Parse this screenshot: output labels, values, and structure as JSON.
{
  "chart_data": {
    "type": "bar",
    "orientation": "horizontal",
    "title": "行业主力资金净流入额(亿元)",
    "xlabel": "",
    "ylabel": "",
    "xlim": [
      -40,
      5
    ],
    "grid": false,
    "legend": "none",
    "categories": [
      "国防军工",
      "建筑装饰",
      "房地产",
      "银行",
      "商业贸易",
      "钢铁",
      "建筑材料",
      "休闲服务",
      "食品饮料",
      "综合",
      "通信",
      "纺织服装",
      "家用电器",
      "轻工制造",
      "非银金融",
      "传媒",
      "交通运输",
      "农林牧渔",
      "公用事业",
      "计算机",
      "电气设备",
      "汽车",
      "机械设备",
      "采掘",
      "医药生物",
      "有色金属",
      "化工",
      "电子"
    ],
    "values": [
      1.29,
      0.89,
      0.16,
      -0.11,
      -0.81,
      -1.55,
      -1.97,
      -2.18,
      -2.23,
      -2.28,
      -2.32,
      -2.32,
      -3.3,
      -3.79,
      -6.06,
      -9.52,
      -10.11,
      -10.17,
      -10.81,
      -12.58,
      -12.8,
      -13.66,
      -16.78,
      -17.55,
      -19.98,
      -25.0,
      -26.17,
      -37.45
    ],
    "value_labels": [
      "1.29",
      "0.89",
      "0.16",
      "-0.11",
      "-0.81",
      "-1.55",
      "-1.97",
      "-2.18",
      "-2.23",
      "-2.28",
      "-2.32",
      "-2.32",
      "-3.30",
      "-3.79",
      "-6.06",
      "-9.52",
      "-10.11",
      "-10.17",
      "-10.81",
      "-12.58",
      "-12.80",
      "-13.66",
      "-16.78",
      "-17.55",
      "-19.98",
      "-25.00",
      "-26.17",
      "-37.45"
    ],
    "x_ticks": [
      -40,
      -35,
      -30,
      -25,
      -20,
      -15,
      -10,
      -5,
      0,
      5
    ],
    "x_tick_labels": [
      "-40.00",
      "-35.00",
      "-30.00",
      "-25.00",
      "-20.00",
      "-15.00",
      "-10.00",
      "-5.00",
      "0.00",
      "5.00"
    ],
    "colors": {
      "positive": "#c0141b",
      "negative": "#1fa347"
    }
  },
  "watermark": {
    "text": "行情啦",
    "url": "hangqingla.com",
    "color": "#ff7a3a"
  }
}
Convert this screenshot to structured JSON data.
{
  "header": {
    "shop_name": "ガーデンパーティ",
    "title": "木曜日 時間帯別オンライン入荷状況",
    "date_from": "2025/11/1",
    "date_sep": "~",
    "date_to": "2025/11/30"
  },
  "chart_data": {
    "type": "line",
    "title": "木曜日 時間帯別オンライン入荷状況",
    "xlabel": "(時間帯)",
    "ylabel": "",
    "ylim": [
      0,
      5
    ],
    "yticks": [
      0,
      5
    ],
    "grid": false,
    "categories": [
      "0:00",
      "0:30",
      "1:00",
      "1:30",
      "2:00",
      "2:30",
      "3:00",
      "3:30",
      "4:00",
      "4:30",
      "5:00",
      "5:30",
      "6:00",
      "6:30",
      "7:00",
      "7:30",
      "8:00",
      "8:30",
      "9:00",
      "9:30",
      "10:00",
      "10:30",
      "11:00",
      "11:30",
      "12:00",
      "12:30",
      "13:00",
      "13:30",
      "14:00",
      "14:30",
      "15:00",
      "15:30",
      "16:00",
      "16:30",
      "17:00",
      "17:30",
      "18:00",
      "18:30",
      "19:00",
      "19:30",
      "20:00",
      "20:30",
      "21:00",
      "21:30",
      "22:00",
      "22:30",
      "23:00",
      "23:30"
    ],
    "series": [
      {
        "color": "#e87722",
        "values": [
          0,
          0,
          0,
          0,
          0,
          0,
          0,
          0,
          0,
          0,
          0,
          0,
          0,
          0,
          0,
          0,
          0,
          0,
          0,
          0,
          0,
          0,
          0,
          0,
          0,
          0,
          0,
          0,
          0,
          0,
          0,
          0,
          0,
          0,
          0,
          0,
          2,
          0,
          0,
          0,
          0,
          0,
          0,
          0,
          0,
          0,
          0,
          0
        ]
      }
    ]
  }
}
────
_Directions for this task_
Quote all the records. Keep every word exact.

_Expected output_
Parse this screenshot: output labels, values, and structure as JSON.
{
  "chart_data": {
    "type": "bar",
    "orientation": "horizontal",
    "title": "行业主力资金净流入额(亿元)",
    "xlabel": "",
    "ylabel": "",
    "xlim": [
      -40,
      5
    ],
    "grid": false,
    "legend": "none",
    "categories": [
      "国防军工",
      "建筑装饰",
      "房地产",
      "银行",
      "商业贸易",
      "钢铁",
      "建筑材料",
      "休闲服务",
      "食品饮料",
      "综合",
      "通信",
      "纺织服装",
      "家用电器",
      "轻工制造",
      "非银金融",
      "传媒",
      "交通运输",
      "农林牧渔",
      "公用事业",
      "计算机",
      "电气设备",
      "汽车",
      "机械设备",
      "采掘",
      "医药生物",
      "有色金属",
      "化工",
      "电子"
    ],
    "values": [
      1.29,
      0.89,
      0.16,
      -0.11,
      -0.81,
      -1.55,
      -1.97,
      -2.18,
      -2.23,
      -2.28,
      -2.32,
      -2.32,
      -3.3,
      -3.79,
      -6.06,
      -9.52,
      -10.11,
      -10.17,
      -10.81,
      -12.58,
      -12.8,
      -13.66,
      -16.78,
      -17.55,
      -19.98,
      -25.0,
      -26.17,
      -37.45
    ],
    "value_labels": [
      "1.29",
      "0.89",
      "0.16",
      "-0.11",
      "-0.81",
      "-1.55",
      "-1.97",
      "-2.18",
      "-2.23",
      "-2.28",
      "-2.32",
      "-2.32",
      "-3.30",
      "-3.79",
      "-6.06",
      "-9.52",
      "-10.11",
      "-10.17",
      "-10.81",
      "-12.58",
      "-12.80",
      "-13.66",
      "-16.78",
      "-17.55",
      "-19.98",
      "-25.00",
      "-26.17",
      "-37.45"
    ],
    "x_ticks": [
      -40,
      -35,
      -30,
      -25,
      -20,
      -15,
      -10,
      -5,
      0,
      5
    ],
    "x_tick_labels": [
      "-40.00",
      "-35.00",
      "-30.00",
      "-25.00",
      "-20.00",
      "-15.00",
      "-10.00",
      "-5.00",
      "0.00",
      "5.00"
    ],
    "colors": {
      "positive": "#c0141b",
      "negative": "#1fa347"
    }
  },
  "watermark": {
    "text": "行情啦",
    "url": "hangqingla.com",
    "color": "#ff7a3a"
  }
}
Convert this screenshot to structured JSON data.
{
  "header": {
    "shop_name": "ガーデンパーティ",
    "title": "木曜日 時間帯別オンライン入荷状況",
    "date_from": "2025/11/1",
    "date_sep": "~",
    "date_to": "2025/11/30"
  },
  "chart_data": {
    "type": "line",
    "title": "木曜日 時間帯別オンライン入荷状況",
    "xlabel": "(時間帯)",
    "ylabel": "",
    "ylim": [
      0,
      5
    ],
    "yticks": [
      0,
      5
    ],
    "grid": false,
    "categories": [
      "0:00",
      "0:30",
      "1:00",
      "1:30",
      "2:00",
      "2:30",
      "3:00",
      "3:30",
      "4:00",
      "4:30",
      "5:00",
      "5:30",
      "6:00",
      "6:30",
      "7:00",
      "7:30",
      "8:00",
      "8:30",
      "9:00",
      "9:30",
      "10:00",
      "10:30",
      "11:00",
      "11:30",
      "12:00",
      "12:30",
      "13:00",
      "13:30",
      "14:00",
      "14:30",
      "15:00",
      "15:30",
      "16:00",
      "16:30",
      "17:00",
      "17:30",
      "18:00",
      "18:30",
      "19:00",
      "19:30",
      "20:00",
      "20:30",
      "21:00",
      "21:30",
      "22:00",
      "22:30",
      "23:00",
      "23:30"
    ],
    "series": [
      {
        "color": "#e87722",
        "values": [
          0,
          0,
          0,
          0,
          0,
          0,
          0,
          0,
          0,
          0,
          0,
          0,
          0,
          0,
          0,
          0,
          0,
          0,
          0,
          0,
          0,
          0,
          0,
          0,
          0,
          0,
          0,
          0,
          0,
          0,
          0,
          0,
          0,
          0,
          0,
          0,
          2,
          0,
          0,
          0,
          0,
          0,
          0,
          0,
          0,
          0,
          0,
          0
        ]
      }
    ]
  }
}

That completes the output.